▶ _Data entries_
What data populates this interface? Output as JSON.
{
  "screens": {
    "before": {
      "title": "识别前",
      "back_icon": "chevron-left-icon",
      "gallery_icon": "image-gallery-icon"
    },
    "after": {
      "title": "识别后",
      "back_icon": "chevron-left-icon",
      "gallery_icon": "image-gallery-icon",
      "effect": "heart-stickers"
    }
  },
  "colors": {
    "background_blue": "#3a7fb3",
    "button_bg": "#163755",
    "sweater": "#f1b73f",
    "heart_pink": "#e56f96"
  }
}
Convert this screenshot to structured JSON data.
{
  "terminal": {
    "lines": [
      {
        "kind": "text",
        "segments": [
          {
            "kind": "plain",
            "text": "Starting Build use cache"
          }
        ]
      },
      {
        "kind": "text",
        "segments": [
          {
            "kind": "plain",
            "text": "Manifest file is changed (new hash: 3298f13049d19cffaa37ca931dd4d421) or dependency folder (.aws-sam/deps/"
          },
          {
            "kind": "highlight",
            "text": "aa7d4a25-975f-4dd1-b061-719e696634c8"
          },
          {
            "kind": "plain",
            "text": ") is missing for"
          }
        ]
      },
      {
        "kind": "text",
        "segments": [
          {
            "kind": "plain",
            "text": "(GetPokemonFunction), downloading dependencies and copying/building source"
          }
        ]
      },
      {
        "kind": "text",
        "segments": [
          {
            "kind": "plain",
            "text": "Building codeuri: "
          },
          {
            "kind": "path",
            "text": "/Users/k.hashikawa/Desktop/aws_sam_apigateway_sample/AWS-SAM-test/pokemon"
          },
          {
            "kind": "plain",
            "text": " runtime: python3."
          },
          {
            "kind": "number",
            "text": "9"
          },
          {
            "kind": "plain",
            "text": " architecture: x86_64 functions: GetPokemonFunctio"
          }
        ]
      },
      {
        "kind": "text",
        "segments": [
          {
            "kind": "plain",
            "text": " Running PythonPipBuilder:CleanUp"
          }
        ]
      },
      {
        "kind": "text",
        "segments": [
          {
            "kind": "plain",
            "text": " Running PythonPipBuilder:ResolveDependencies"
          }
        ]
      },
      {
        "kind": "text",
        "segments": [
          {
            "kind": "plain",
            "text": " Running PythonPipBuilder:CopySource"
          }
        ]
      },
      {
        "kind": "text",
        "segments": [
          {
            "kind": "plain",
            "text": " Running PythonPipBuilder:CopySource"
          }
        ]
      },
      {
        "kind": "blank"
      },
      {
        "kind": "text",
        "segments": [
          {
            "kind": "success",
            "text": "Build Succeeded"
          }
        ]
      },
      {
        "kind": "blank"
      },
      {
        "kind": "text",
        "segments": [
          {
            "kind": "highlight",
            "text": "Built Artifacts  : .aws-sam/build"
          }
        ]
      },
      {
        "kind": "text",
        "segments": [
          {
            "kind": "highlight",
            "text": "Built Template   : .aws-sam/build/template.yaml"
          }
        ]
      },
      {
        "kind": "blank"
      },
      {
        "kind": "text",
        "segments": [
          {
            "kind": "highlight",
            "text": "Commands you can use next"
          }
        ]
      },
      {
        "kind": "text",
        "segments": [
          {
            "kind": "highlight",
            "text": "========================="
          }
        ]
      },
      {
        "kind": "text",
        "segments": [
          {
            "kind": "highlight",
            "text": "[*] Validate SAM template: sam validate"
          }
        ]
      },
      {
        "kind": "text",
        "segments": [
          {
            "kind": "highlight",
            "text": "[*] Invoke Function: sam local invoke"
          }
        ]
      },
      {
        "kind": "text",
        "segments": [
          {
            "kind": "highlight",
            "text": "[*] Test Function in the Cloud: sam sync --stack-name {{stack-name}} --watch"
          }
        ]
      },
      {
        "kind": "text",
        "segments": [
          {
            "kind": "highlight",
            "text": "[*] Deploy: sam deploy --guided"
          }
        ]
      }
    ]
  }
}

▶ _What is expected_
What is the number of lines in the listing that contain the string "template"? Reply with that number alone.

▶ _Output below_
2